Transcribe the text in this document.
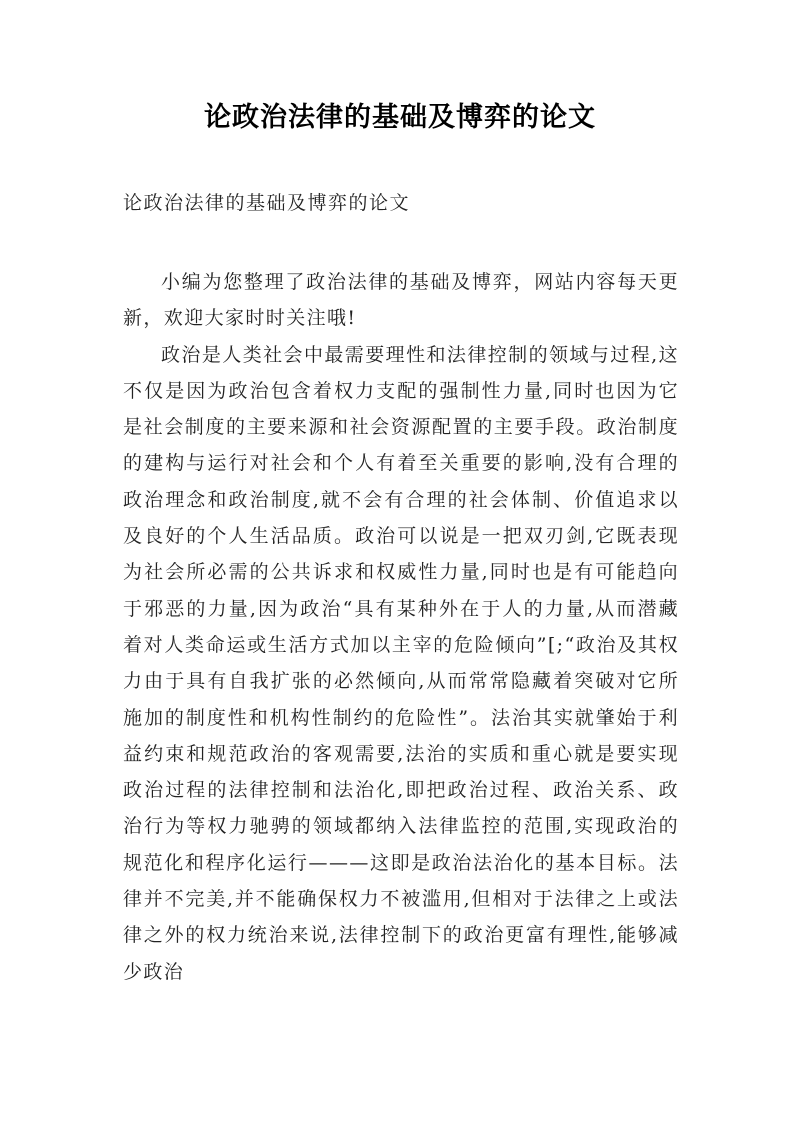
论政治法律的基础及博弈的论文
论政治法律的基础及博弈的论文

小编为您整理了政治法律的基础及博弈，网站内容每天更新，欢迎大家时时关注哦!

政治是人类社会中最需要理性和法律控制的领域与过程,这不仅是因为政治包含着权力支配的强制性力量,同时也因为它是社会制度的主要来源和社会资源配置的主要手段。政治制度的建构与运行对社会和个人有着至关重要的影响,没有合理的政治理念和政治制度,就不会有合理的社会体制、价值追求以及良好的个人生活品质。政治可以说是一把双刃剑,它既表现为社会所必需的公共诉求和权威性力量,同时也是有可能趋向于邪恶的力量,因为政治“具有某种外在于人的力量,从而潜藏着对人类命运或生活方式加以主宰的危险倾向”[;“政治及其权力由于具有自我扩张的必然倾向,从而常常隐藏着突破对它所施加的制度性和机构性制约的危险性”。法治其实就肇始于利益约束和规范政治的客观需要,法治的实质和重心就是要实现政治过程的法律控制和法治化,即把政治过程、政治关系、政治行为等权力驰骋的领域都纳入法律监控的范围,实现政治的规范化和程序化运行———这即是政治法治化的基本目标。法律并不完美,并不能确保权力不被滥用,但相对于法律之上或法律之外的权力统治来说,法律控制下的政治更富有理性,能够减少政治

━━━━━━━━

## The task
Make a verbatim copy of all the entries and strip out the pictures.

## Task result
Transcribe the text in this document.
论政治法律的基础及博弈的论文
论政治法律的基础及博弈的论文

小编为您整理了政治法律的基础及博弈，网站内容每天更新，欢迎大家时时关注哦!

政治是人类社会中最需要理性和法律控制的领域与过程,这不仅是因为政治包含着权力支配的强制性力量,同时也因为它是社会制度的主要来源和社会资源配置的主要手段。政治制度的建构与运行对社会和个人有着至关重要的影响,没有合理的政治理念和政治制度,就不会有合理的社会体制、价值追求以及良好的个人生活品质。政治可以说是一把双刃剑,它既表现为社会所必需的公共诉求和权威性力量,同时也是有可能趋向于邪恶的力量,因为政治“具有某种外在于人的力量,从而潜藏着对人类命运或生活方式加以主宰的危险倾向”[;“政治及其权力由于具有自我扩张的必然倾向,从而常常隐藏着突破对它所施加的制度性和机构性制约的危险性”。法治其实就肇始于利益约束和规范政治的客观需要,法治的实质和重心就是要实现政治过程的法律控制和法治化,即把政治过程、政治关系、政治行为等权力驰骋的领域都纳入法律监控的范围,实现政治的规范化和程序化运行———这即是政治法治化的基本目标。法律并不完美,并不能确保权力不被滥用,但相对于法律之上或法律之外的权力统治来说,法律控制下的政治更富有理性,能够减少政治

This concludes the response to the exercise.